THE EXERCISE
Transcribe the whole listing below without changing a word, but leave out every image.

Stored items:

** begin **

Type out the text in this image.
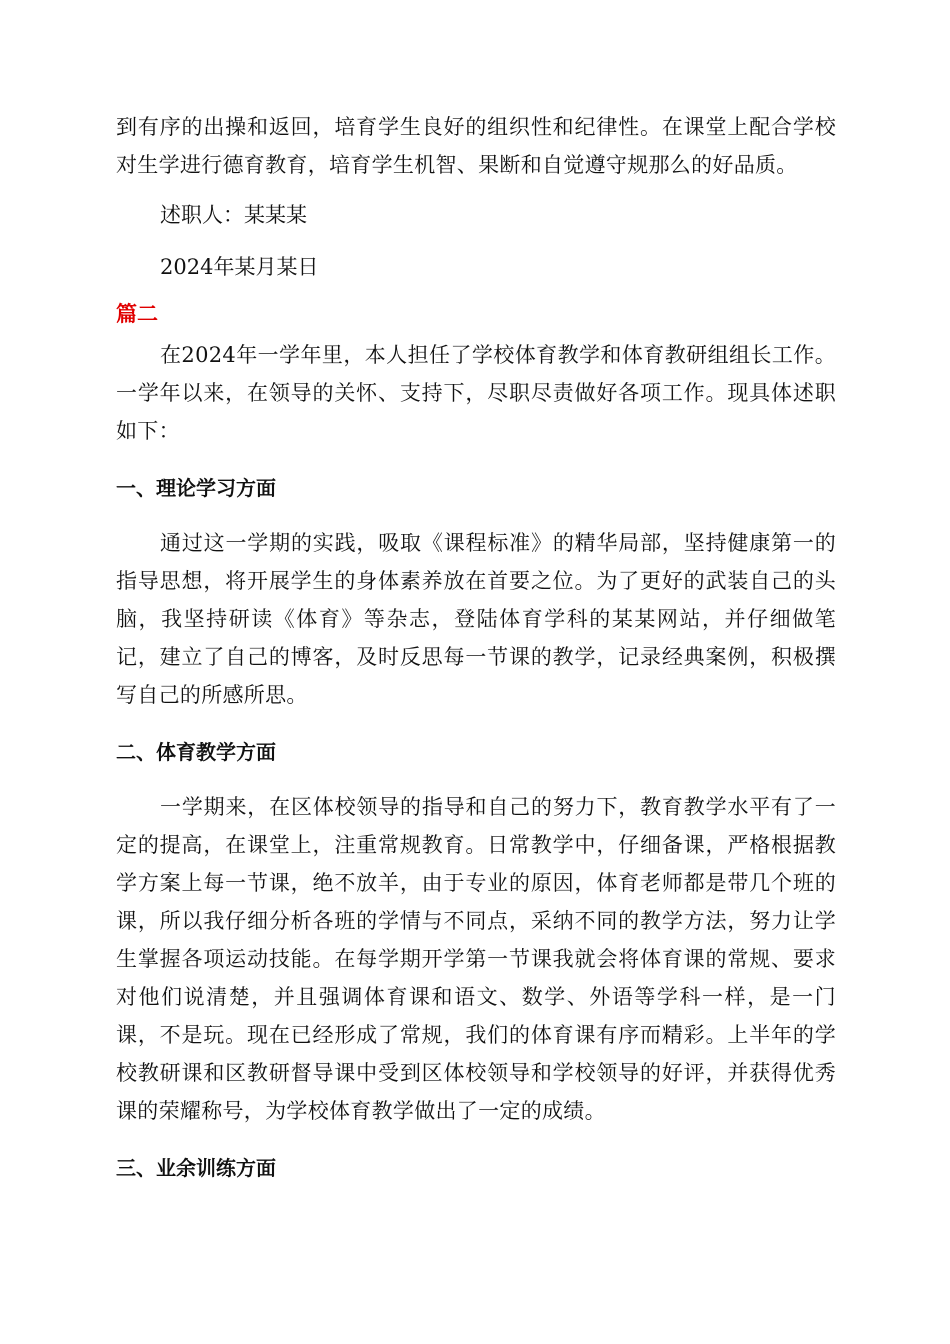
到有序的出操和返回，培育学生良好的组织性和纪律性。在课堂上配合学校对生学进行德育教育，培育学生机智、果断和自觉遵守规那么的好品质。

述职人：某某某

2024年某月某日

篇二

在2024年一学年里，本人担任了学校体育教学和体育教研组组长工作。一学年以来，在领导的关怀、支持下，尽职尽责做好各项工作。现具体述职如下：

一、理论学习方面

通过这一学期的实践，吸取《课程标准》的精华局部，坚持健康第一的指导思想，将开展学生的身体素养放在首要之位。为了更好的武装自己的头脑，我坚持研读《体育》等杂志，登陆体育学科的某某网站，并仔细做笔记，建立了自己的博客，及时反思每一节课的教学，记录经典案例，积极撰写自己的所感所思。

二、体育教学方面

一学期来，在区体校领导的指导和自己的努力下，教育教学水平有了一定的提高，在课堂上，注重常规教育。日常教学中，仔细备课，严格根据教学方案上每一节课，绝不放羊，由于专业的原因，体育老师都是带几个班的课，所以我仔细分析各班的学情与不同点，采纳不同的教学方法，努力让学生掌握各项运动技能。在每学期开学第一节课我就会将体育课的常规、要求对他们说清楚，并且强调体育课和语文、数学、外语等学科一样，是一门课，不是玩。现在已经形成了常规，我们的体育课有序而精彩。上半年的学校教研课和区教研督导课中受到区体校领导和学校领导的好评，并获得优秀课的荣耀称号，为学校体育教学做出了一定的成绩。

三、业余训练方面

** end **

RESULT BELOW
Type out the text in this image.
到有序的出操和返回，培育学生良好的组织性和纪律性。在课堂上配合学校对生学进行德育教育，培育学生机智、果断和自觉遵守规那么的好品质。

述职人：某某某

2024年某月某日

篇二

在2024年一学年里，本人担任了学校体育教学和体育教研组组长工作。一学年以来，在领导的关怀、支持下，尽职尽责做好各项工作。现具体述职如下：

一、理论学习方面

通过这一学期的实践，吸取《课程标准》的精华局部，坚持健康第一的指导思想，将开展学生的身体素养放在首要之位。为了更好的武装自己的头脑，我坚持研读《体育》等杂志，登陆体育学科的某某网站，并仔细做笔记，建立了自己的博客，及时反思每一节课的教学，记录经典案例，积极撰写自己的所感所思。

二、体育教学方面

一学期来，在区体校领导的指导和自己的努力下，教育教学水平有了一定的提高，在课堂上，注重常规教育。日常教学中，仔细备课，严格根据教学方案上每一节课，绝不放羊，由于专业的原因，体育老师都是带几个班的课，所以我仔细分析各班的学情与不同点，采纳不同的教学方法，努力让学生掌握各项运动技能。在每学期开学第一节课我就会将体育课的常规、要求对他们说清楚，并且强调体育课和语文、数学、外语等学科一样，是一门课，不是玩。现在已经形成了常规，我们的体育课有序而精彩。上半年的学校教研课和区教研督导课中受到区体校领导和学校领导的好评，并获得优秀课的荣耀称号，为学校体育教学做出了一定的成绩。

三、业余训练方面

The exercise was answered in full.